> Material provided:

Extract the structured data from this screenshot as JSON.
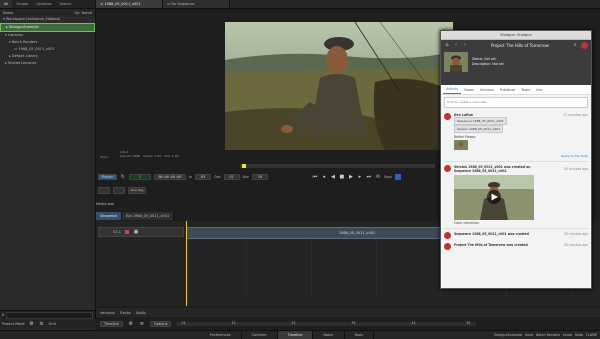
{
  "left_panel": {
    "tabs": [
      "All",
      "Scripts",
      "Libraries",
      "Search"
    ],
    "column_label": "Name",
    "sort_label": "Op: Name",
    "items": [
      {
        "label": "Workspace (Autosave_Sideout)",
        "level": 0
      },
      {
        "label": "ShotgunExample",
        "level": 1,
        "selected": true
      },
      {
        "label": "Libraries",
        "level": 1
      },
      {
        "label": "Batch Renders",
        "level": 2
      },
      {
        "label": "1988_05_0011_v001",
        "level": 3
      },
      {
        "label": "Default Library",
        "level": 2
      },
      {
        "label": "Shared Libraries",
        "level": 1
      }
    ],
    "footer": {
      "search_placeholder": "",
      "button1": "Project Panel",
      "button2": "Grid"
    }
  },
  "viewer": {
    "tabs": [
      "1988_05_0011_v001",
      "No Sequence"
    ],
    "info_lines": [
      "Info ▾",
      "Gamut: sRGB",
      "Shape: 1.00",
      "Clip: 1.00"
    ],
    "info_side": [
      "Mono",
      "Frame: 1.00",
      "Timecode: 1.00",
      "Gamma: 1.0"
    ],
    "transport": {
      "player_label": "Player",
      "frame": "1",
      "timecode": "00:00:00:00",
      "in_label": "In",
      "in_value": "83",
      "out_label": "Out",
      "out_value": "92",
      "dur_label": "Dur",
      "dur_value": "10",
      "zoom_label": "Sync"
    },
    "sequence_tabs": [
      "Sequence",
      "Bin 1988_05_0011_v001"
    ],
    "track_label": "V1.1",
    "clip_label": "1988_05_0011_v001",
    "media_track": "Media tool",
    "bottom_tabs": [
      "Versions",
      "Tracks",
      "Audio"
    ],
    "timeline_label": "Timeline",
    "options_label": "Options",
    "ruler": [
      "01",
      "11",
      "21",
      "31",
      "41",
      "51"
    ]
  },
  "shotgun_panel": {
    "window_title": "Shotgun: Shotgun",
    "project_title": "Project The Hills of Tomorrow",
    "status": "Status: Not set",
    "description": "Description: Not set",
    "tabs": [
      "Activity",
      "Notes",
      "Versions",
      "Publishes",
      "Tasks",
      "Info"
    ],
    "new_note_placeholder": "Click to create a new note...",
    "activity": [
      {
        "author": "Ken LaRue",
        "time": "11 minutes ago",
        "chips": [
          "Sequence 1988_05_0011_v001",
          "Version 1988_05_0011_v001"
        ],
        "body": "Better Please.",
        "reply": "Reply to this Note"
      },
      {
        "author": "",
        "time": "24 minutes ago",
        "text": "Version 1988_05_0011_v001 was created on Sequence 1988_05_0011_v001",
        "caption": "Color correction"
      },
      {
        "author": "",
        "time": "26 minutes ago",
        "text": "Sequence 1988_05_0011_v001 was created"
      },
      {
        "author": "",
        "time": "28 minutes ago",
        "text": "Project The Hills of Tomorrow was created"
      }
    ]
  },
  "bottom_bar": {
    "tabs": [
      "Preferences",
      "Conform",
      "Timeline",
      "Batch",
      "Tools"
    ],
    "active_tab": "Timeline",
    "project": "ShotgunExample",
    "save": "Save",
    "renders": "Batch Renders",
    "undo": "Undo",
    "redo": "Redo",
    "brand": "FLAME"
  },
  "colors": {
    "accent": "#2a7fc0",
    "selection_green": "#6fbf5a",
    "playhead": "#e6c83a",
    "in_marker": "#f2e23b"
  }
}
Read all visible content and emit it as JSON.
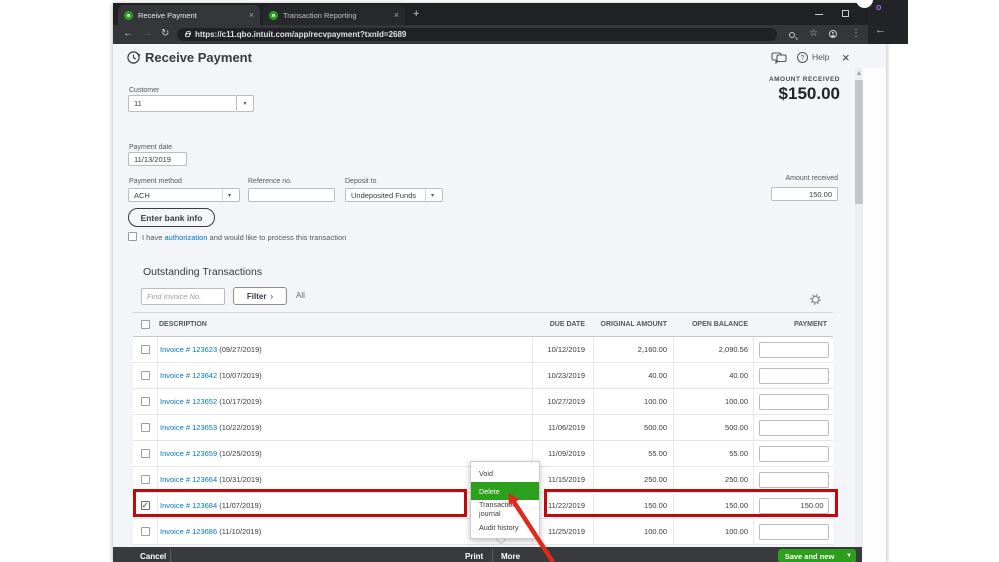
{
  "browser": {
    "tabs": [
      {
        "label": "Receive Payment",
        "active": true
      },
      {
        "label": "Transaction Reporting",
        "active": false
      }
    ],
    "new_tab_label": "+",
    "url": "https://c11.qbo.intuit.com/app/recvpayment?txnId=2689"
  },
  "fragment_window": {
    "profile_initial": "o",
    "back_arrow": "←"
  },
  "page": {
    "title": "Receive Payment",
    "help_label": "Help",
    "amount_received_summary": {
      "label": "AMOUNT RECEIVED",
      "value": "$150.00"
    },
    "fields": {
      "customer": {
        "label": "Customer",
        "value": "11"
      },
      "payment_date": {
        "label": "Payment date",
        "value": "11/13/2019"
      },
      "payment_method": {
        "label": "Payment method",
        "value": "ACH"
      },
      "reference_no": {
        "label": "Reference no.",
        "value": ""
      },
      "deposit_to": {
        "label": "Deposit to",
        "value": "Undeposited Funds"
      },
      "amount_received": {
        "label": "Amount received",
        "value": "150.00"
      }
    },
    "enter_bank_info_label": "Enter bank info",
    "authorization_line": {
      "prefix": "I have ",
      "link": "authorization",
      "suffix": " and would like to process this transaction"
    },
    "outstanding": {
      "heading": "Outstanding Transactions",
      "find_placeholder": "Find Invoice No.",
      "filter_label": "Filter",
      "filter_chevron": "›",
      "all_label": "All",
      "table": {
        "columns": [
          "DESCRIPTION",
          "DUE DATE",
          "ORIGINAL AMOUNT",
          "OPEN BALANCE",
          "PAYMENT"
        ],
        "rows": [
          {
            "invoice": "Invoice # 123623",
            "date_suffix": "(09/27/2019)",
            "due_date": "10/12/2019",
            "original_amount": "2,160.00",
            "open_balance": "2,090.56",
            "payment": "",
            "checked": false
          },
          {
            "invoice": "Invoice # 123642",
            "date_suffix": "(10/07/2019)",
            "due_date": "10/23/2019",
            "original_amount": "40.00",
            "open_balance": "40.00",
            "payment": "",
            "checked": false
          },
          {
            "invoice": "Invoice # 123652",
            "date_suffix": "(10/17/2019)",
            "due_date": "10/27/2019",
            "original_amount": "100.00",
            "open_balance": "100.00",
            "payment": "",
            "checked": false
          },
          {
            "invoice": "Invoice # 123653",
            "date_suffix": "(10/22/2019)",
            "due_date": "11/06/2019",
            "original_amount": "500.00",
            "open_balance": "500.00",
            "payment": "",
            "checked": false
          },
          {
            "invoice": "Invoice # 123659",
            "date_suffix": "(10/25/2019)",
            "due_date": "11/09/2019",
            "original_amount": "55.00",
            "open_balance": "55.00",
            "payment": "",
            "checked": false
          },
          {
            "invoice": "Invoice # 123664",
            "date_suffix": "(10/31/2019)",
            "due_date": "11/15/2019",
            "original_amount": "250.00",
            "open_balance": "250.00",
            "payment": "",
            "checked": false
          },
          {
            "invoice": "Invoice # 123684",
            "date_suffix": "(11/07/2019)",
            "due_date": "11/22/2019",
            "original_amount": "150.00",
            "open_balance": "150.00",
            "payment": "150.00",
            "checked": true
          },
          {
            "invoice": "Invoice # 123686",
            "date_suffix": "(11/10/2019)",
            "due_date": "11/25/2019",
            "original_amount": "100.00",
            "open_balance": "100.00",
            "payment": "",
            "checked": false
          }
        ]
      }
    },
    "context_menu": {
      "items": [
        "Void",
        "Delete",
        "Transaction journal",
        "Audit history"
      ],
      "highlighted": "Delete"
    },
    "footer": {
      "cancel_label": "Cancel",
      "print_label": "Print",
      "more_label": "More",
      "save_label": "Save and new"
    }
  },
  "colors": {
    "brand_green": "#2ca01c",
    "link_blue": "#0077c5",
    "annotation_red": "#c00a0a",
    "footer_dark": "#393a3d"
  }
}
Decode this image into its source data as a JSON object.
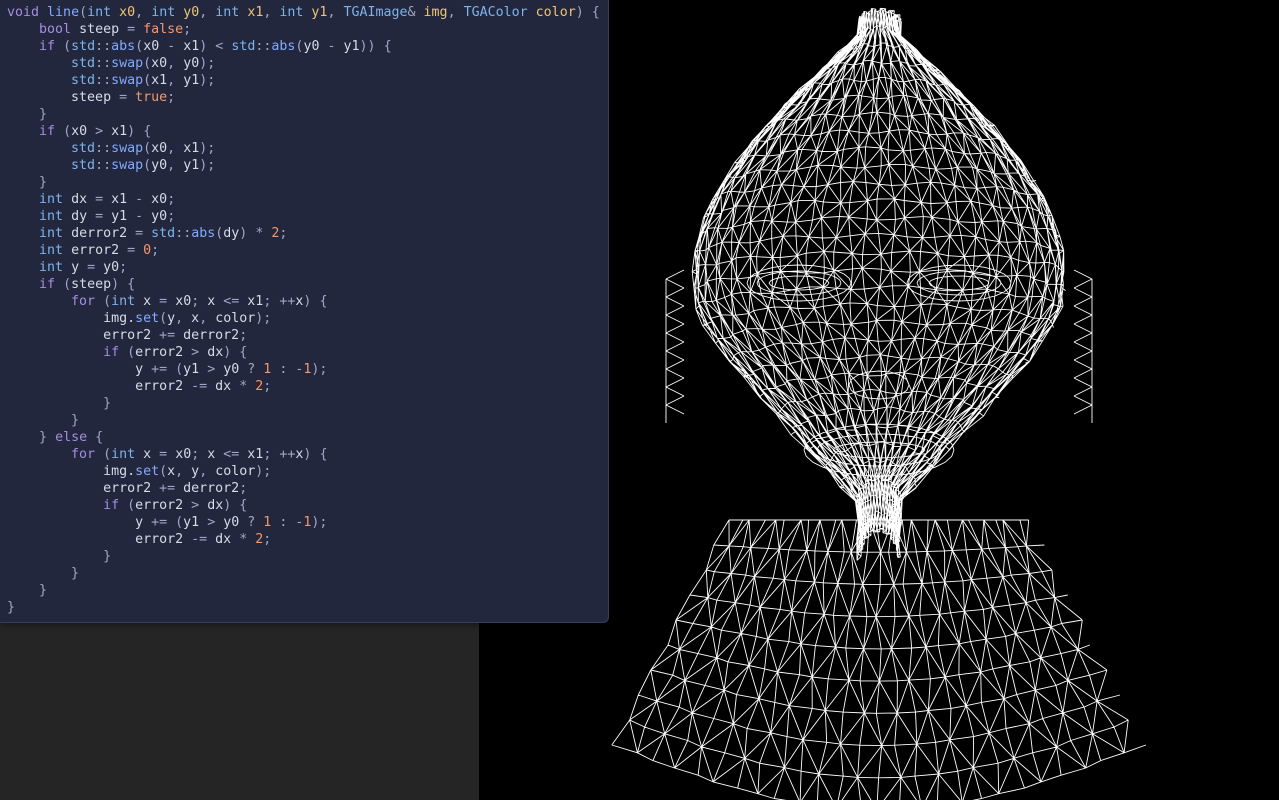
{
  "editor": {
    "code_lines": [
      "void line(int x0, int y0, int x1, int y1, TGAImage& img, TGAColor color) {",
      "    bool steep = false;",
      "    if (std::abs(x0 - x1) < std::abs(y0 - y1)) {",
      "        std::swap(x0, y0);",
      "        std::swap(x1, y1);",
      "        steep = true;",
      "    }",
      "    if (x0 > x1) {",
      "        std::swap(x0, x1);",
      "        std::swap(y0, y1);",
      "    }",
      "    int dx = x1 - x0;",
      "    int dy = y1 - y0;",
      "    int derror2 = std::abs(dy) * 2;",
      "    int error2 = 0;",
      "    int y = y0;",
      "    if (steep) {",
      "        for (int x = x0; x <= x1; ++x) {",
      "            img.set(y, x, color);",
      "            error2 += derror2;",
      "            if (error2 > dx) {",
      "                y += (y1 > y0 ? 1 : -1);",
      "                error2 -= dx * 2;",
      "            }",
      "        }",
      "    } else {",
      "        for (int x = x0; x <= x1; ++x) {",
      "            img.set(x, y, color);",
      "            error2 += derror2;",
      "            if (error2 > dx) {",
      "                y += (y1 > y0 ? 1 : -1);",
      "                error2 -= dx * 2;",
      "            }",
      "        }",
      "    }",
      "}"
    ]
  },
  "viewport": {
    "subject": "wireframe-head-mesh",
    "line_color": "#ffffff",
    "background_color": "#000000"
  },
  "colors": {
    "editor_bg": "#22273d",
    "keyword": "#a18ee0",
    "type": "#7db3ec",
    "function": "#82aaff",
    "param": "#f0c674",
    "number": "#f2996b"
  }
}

> Aim of the exercise: Using the records above, select and copy every line that has the word "minutes".

> Result for this exercise:
        "time": "11 minutes ago",
        "time": "24 minutes ago",
        "time": "26 minutes ago",
        "time": "28 minutes ago",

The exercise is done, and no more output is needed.